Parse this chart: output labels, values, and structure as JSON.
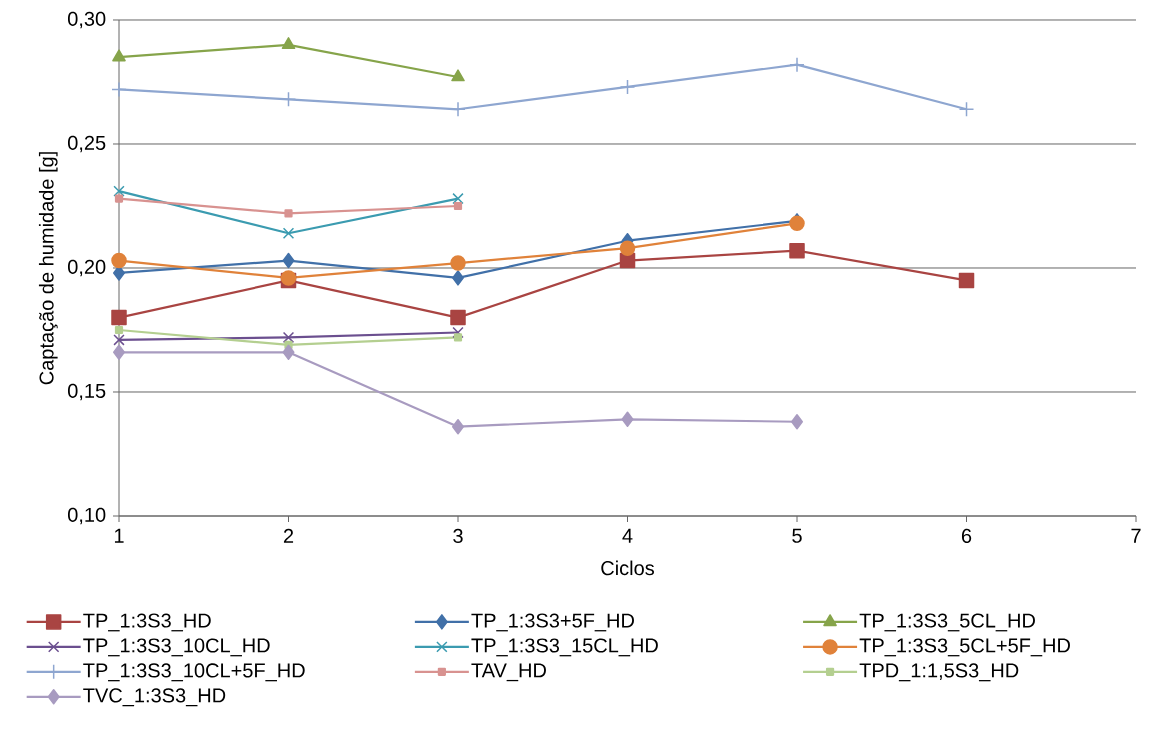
{
  "chart_data": {
    "type": "line",
    "xlabel": "Ciclos",
    "ylabel": "Captação de humidade [g]",
    "xlim": [
      1,
      7
    ],
    "xticks": [
      1,
      2,
      3,
      4,
      5,
      6,
      7
    ],
    "ylim": [
      0.1,
      0.3
    ],
    "yticks": [
      {
        "value": 0.1,
        "label": "0,10"
      },
      {
        "value": 0.15,
        "label": "0,15"
      },
      {
        "value": 0.2,
        "label": "0,20"
      },
      {
        "value": 0.25,
        "label": "0,25"
      },
      {
        "value": 0.3,
        "label": "0,30"
      }
    ],
    "grid": "y",
    "legend": "bottom",
    "line_style": "solid",
    "x": [
      1,
      2,
      3,
      4,
      5,
      6
    ],
    "series": [
      {
        "name": "TP_1:3S3_HD",
        "color": "#a94442",
        "marker": "square",
        "values": [
          0.18,
          0.195,
          0.18,
          0.203,
          0.207,
          0.195
        ]
      },
      {
        "name": "TP_1:3S3+5F_HD",
        "color": "#4170a8",
        "marker": "diamond",
        "values": [
          0.198,
          0.203,
          0.196,
          0.211,
          0.219,
          null
        ]
      },
      {
        "name": "TP_1:3S3_5CL_HD",
        "color": "#86a44a",
        "marker": "triangle",
        "values": [
          0.285,
          0.29,
          0.277,
          null,
          null,
          null
        ]
      },
      {
        "name": "TP_1:3S3_10CL_HD",
        "color": "#6b4f8f",
        "marker": "cross",
        "values": [
          0.171,
          0.172,
          0.174,
          null,
          null,
          null
        ]
      },
      {
        "name": "TP_1:3S3_15CL_HD",
        "color": "#3b9bb0",
        "marker": "cross",
        "values": [
          0.231,
          0.214,
          0.228,
          null,
          null,
          null
        ]
      },
      {
        "name": "TP_1:3S3_5CL+5F_HD",
        "color": "#e0823a",
        "marker": "circle",
        "values": [
          0.203,
          0.196,
          0.202,
          0.208,
          0.218,
          null
        ]
      },
      {
        "name": "TP_1:3S3_10CL+5F_HD",
        "color": "#8ea6d0",
        "marker": "plus",
        "values": [
          0.272,
          0.268,
          0.264,
          0.273,
          0.282,
          0.264
        ]
      },
      {
        "name": "TAV_HD",
        "color": "#d89290",
        "marker": "square",
        "values": [
          0.228,
          0.222,
          0.225,
          null,
          null,
          null
        ]
      },
      {
        "name": "TPD_1:1,5S3_HD",
        "color": "#b4cf90",
        "marker": "square",
        "values": [
          0.175,
          0.169,
          0.172,
          null,
          null,
          null
        ]
      },
      {
        "name": "TVC_1:3S3_HD",
        "color": "#a89bc0",
        "marker": "diamond",
        "values": [
          0.166,
          0.166,
          0.136,
          0.139,
          0.138,
          null
        ]
      }
    ]
  }
}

• _Stated problem_: The records above need to be restated word for word, with the pictures left out.

• _Written reply_:
Parse this chart: output labels, values, and structure as JSON.
{
  "chart_data": {
    "type": "line",
    "xlabel": "Ciclos",
    "ylabel": "Captação de humidade [g]",
    "xlim": [
      1,
      7
    ],
    "xticks": [
      1,
      2,
      3,
      4,
      5,
      6,
      7
    ],
    "ylim": [
      0.1,
      0.3
    ],
    "yticks": [
      {
        "value": 0.1,
        "label": "0,10"
      },
      {
        "value": 0.15,
        "label": "0,15"
      },
      {
        "value": 0.2,
        "label": "0,20"
      },
      {
        "value": 0.25,
        "label": "0,25"
      },
      {
        "value": 0.3,
        "label": "0,30"
      }
    ],
    "grid": "y",
    "legend": "bottom",
    "line_style": "solid",
    "x": [
      1,
      2,
      3,
      4,
      5,
      6
    ],
    "series": [
      {
        "name": "TP_1:3S3_HD",
        "color": "#a94442",
        "marker": "square",
        "values": [
          0.18,
          0.195,
          0.18,
          0.203,
          0.207,
          0.195
        ]
      },
      {
        "name": "TP_1:3S3+5F_HD",
        "color": "#4170a8",
        "marker": "diamond",
        "values": [
          0.198,
          0.203,
          0.196,
          0.211,
          0.219,
          null
        ]
      },
      {
        "name": "TP_1:3S3_5CL_HD",
        "color": "#86a44a",
        "marker": "triangle",
        "values": [
          0.285,
          0.29,
          0.277,
          null,
          null,
          null
        ]
      },
      {
        "name": "TP_1:3S3_10CL_HD",
        "color": "#6b4f8f",
        "marker": "cross",
        "values": [
          0.171,
          0.172,
          0.174,
          null,
          null,
          null
        ]
      },
      {
        "name": "TP_1:3S3_15CL_HD",
        "color": "#3b9bb0",
        "marker": "cross",
        "values": [
          0.231,
          0.214,
          0.228,
          null,
          null,
          null
        ]
      },
      {
        "name": "TP_1:3S3_5CL+5F_HD",
        "color": "#e0823a",
        "marker": "circle",
        "values": [
          0.203,
          0.196,
          0.202,
          0.208,
          0.218,
          null
        ]
      },
      {
        "name": "TP_1:3S3_10CL+5F_HD",
        "color": "#8ea6d0",
        "marker": "plus",
        "values": [
          0.272,
          0.268,
          0.264,
          0.273,
          0.282,
          0.264
        ]
      },
      {
        "name": "TAV_HD",
        "color": "#d89290",
        "marker": "square",
        "values": [
          0.228,
          0.222,
          0.225,
          null,
          null,
          null
        ]
      },
      {
        "name": "TPD_1:1,5S3_HD",
        "color": "#b4cf90",
        "marker": "square",
        "values": [
          0.175,
          0.169,
          0.172,
          null,
          null,
          null
        ]
      },
      {
        "name": "TVC_1:3S3_HD",
        "color": "#a89bc0",
        "marker": "diamond",
        "values": [
          0.166,
          0.166,
          0.136,
          0.139,
          0.138,
          null
        ]
      }
    ]
  }
}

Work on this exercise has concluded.